[Data listing]
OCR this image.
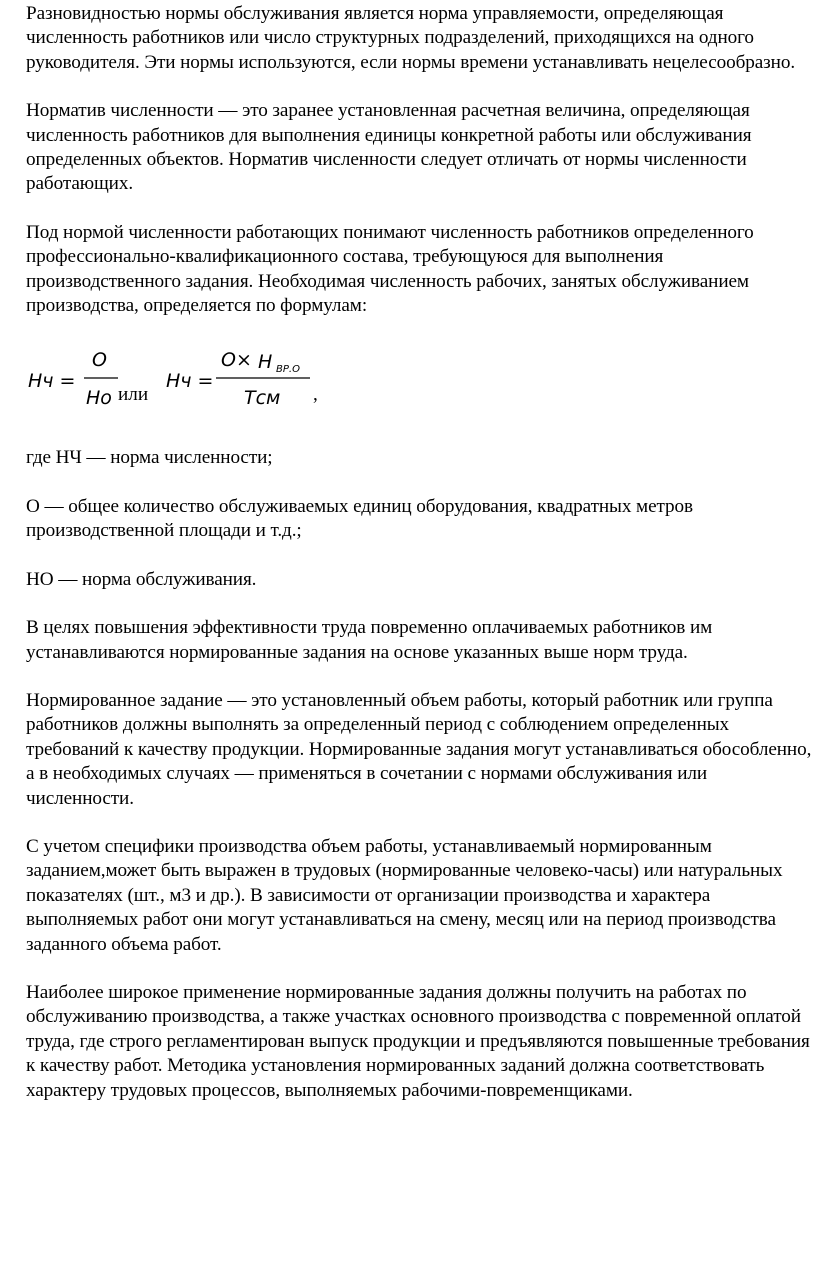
Разновидностью нормы обслуживания является норма управляемости, определяющая численность работников или число структурных подразделений, приходящихся на одного руководителя. Эти нормы используются, если нормы времени устанавливать нецелесообразно.

Норматив численности — это заранее установленная расчетная величина, определяющая численность работников для выполнения единицы конкретной работы или обслуживания определенных объектов. Норматив численности следует отличать от нормы численности работающих.

Под нормой численности работающих понимают численность работников определенного профессионально-квалификационного состава, требующуюся для выполнения производственного задания. Необходимая численность рабочих, занятых обслуживанием производства, определяется по формулам:

Нч =
О
Но
Нч =
О× Н ВР.О
Тсм
или	,

где НЧ — норма численности;

О — общее количество обслуживаемых единиц оборудования, квадратных метров производственной площади и т.д.;

НО — норма обслуживания.

В целях повышения эффективности труда повременно оплачиваемых работников им устанавливаются нормированные задания на основе указанных выше норм труда.

Нормированное задание — это установленный объем работы, который работник или группа работников должны выполнять за определенный период с соблюдением определенных требований к качеству продукции. Нормированные задания могут устанавливаться обособленно, а в необходимых случаях — применяться в сочетании с нормами обслуживания или численности.

С учетом специфики производства объем работы, устанавливаемый нормированным заданием,может быть выражен в трудовых (нормированные человеко-часы) или натуральных показателях (шт., м3 и др.). В зависимости от организации производства и характера выполняемых работ они могут устанавливаться на смену, месяц или на период производства заданного объема работ.

Наиболее широкое применение нормированные задания должны получить на работах по обслуживанию производства, а также участках основного производства с повременной оплатой труда, где строго регламентирован выпуск продукции и предъявляются повышенные требования к качеству работ. Методика установления нормированных заданий должна соответствовать характеру трудовых процессов, выполняемых рабочими-повременщиками.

- _Written exercise_
From the listing above, return each line with the word "определенных".

- _Response below_
Норматив численности — это заранее установленная расчетная величина, определяющая численность работников для выполнения единицы конкретной работы или обслуживания определенных объектов. Норматив численности следует отличать от нормы численности работающих.
Нормированное задание — это установленный объем работы, который работник или группа работников должны выполнять за определенный период с соблюдением определенных требований к качеству продукции. Нормированные задания могут устанавливаться обособленно, а в необходимых случаях — применяться в сочетании с нормами обслуживания или численности.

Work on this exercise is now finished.